+++ Task input
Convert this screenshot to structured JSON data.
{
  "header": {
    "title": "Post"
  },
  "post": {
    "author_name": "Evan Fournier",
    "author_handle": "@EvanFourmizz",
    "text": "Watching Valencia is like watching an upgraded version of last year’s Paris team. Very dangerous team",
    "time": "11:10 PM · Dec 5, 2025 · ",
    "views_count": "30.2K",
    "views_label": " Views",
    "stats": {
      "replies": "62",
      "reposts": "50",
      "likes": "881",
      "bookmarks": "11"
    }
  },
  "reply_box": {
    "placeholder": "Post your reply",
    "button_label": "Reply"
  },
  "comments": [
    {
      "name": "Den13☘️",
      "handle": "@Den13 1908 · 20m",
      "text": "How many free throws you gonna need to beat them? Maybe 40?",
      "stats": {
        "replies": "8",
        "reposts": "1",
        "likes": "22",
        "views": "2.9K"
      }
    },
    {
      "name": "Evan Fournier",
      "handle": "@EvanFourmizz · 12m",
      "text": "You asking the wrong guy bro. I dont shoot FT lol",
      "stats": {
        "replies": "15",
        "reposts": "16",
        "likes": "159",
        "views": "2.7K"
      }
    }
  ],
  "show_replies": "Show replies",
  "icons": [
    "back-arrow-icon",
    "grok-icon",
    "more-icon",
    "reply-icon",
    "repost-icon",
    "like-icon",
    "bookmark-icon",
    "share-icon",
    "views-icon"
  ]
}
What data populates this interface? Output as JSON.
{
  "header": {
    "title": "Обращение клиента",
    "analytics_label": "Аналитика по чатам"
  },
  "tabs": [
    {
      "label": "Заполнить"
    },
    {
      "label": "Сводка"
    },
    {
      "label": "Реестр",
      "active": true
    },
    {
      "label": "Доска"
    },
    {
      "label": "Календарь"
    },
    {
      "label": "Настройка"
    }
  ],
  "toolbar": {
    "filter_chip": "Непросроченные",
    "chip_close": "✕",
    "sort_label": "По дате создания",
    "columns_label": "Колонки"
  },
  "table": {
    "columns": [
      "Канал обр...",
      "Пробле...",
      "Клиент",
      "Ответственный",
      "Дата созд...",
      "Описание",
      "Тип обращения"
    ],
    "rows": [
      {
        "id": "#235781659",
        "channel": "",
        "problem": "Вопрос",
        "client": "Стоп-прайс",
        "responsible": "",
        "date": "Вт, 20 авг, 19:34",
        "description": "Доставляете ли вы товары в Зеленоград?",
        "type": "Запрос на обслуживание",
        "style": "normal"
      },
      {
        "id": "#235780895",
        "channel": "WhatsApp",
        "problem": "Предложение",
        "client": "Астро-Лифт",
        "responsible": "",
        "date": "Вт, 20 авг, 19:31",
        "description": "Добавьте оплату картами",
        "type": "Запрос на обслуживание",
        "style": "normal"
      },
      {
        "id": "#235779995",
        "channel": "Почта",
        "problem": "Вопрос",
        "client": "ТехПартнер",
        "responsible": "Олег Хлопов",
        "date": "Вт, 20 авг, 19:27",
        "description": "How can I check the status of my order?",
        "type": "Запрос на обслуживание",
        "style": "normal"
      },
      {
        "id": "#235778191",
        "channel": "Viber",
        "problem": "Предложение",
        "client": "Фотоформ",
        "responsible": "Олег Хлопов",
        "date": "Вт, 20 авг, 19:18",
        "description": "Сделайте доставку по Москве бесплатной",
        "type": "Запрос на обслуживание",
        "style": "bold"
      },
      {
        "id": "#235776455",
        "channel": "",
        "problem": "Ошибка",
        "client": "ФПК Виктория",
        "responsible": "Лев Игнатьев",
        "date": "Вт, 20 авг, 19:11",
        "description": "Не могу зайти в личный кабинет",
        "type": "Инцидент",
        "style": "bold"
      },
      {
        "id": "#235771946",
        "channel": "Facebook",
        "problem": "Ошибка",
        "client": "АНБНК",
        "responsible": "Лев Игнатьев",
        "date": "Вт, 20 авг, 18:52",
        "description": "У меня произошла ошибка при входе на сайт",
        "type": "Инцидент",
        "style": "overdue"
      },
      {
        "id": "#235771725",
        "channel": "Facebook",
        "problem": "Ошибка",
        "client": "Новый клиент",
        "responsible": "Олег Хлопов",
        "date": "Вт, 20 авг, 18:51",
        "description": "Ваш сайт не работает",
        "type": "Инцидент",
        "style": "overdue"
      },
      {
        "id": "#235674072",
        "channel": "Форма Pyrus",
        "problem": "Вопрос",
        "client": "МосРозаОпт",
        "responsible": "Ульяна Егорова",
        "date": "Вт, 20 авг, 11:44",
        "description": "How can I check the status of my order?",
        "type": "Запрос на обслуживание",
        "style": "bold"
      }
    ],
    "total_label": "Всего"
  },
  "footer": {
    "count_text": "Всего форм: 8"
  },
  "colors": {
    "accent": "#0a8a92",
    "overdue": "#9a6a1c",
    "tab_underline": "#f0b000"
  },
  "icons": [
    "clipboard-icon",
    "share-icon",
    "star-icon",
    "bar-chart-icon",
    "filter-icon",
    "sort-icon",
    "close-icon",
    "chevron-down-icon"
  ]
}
++++++
■ What you should do ■
Filter for "сайт". Return all lines that hold it.

■ Task answer ■
        "description": "У меня произошла ошибка при входе на сайт",
        "description": "Ваш сайт не работает",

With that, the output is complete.